→ THE PROBLEM
Will you transcribe the entries that follow, exactly and in full?

→ RECORD EXTRACTS
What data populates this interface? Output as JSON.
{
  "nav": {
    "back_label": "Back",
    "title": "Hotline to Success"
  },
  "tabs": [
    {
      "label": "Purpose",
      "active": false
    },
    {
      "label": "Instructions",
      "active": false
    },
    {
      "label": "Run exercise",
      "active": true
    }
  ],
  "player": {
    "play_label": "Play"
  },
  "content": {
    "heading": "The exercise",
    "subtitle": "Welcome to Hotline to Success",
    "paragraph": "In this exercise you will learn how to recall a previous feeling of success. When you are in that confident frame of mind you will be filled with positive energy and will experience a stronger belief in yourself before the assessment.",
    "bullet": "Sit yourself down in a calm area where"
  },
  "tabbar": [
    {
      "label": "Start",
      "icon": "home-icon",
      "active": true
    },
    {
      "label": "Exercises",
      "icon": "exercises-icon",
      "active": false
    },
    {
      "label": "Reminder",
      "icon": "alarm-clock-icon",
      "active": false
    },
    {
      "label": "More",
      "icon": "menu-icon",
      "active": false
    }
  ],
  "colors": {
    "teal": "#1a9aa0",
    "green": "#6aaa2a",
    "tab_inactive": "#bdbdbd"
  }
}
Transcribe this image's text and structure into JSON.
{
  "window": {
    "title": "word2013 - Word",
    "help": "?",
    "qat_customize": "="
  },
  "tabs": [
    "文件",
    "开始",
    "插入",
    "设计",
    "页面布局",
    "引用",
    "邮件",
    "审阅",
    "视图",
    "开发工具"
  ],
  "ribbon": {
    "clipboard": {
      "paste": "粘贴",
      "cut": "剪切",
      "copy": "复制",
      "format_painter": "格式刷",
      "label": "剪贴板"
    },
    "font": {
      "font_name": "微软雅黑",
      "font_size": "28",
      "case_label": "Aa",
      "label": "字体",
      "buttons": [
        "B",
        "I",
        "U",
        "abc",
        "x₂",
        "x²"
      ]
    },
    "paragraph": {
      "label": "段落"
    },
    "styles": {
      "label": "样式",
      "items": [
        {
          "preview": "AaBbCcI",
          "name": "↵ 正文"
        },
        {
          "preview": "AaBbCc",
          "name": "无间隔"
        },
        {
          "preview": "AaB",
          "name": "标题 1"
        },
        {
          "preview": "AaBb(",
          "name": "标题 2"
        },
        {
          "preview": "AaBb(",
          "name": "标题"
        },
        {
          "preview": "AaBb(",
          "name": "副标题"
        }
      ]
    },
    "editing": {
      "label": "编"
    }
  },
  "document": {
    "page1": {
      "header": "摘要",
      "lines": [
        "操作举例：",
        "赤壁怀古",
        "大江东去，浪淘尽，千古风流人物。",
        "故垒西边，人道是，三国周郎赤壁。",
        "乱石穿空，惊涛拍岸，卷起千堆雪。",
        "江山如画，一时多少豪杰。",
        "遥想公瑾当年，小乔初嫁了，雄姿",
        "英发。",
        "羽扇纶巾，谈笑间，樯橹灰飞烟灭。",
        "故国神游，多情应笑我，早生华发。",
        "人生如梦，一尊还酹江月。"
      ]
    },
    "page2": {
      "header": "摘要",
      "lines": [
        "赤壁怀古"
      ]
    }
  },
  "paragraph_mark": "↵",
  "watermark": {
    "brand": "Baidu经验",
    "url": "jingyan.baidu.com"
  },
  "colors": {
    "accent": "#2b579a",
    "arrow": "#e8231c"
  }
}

→ EXPECTED ANSWER
What data populates this interface? Output as JSON.
{
  "nav": {
    "back_label": "Back",
    "title": "Hotline to Success"
  },
  "tabs": [
    {
      "label": "Purpose",
      "active": false
    },
    {
      "label": "Instructions",
      "active": false
    },
    {
      "label": "Run exercise",
      "active": true
    }
  ],
  "player": {
    "play_label": "Play"
  },
  "content": {
    "heading": "The exercise",
    "subtitle": "Welcome to Hotline to Success",
    "paragraph": "In this exercise you will learn how to recall a previous feeling of success. When you are in that confident frame of mind you will be filled with positive energy and will experience a stronger belief in yourself before the assessment.",
    "bullet": "Sit yourself down in a calm area where"
  },
  "tabbar": [
    {
      "label": "Start",
      "icon": "home-icon",
      "active": true
    },
    {
      "label": "Exercises",
      "icon": "exercises-icon",
      "active": false
    },
    {
      "label": "Reminder",
      "icon": "alarm-clock-icon",
      "active": false
    },
    {
      "label": "More",
      "icon": "menu-icon",
      "active": false
    }
  ],
  "colors": {
    "teal": "#1a9aa0",
    "green": "#6aaa2a",
    "tab_inactive": "#bdbdbd"
  }
}
Transcribe this image's text and structure into JSON.
{
  "window": {
    "title": "word2013 - Word",
    "help": "?",
    "qat_customize": "="
  },
  "tabs": [
    "文件",
    "开始",
    "插入",
    "设计",
    "页面布局",
    "引用",
    "邮件",
    "审阅",
    "视图",
    "开发工具"
  ],
  "ribbon": {
    "clipboard": {
      "paste": "粘贴",
      "cut": "剪切",
      "copy": "复制",
      "format_painter": "格式刷",
      "label": "剪贴板"
    },
    "font": {
      "font_name": "微软雅黑",
      "font_size": "28",
      "case_label": "Aa",
      "label": "字体",
      "buttons": [
        "B",
        "I",
        "U",
        "abc",
        "x₂",
        "x²"
      ]
    },
    "paragraph": {
      "label": "段落"
    },
    "styles": {
      "label": "样式",
      "items": [
        {
          "preview": "AaBbCcI",
          "name": "↵ 正文"
        },
        {
          "preview": "AaBbCc",
          "name": "无间隔"
        },
        {
          "preview": "AaB",
          "name": "标题 1"
        },
        {
          "preview": "AaBb(",
          "name": "标题 2"
        },
        {
          "preview": "AaBb(",
          "name": "标题"
        },
        {
          "preview": "AaBb(",
          "name": "副标题"
        }
      ]
    },
    "editing": {
      "label": "编"
    }
  },
  "document": {
    "page1": {
      "header": "摘要",
      "lines": [
        "操作举例：",
        "赤壁怀古",
        "大江东去，浪淘尽，千古风流人物。",
        "故垒西边，人道是，三国周郎赤壁。",
        "乱石穿空，惊涛拍岸，卷起千堆雪。",
        "江山如画，一时多少豪杰。",
        "遥想公瑾当年，小乔初嫁了，雄姿",
        "英发。",
        "羽扇纶巾，谈笑间，樯橹灰飞烟灭。",
        "故国神游，多情应笑我，早生华发。",
        "人生如梦，一尊还酹江月。"
      ]
    },
    "page2": {
      "header": "摘要",
      "lines": [
        "赤壁怀古"
      ]
    }
  },
  "paragraph_mark": "↵",
  "watermark": {
    "brand": "Baidu经验",
    "url": "jingyan.baidu.com"
  },
  "colors": {
    "accent": "#2b579a",
    "arrow": "#e8231c"
  }
}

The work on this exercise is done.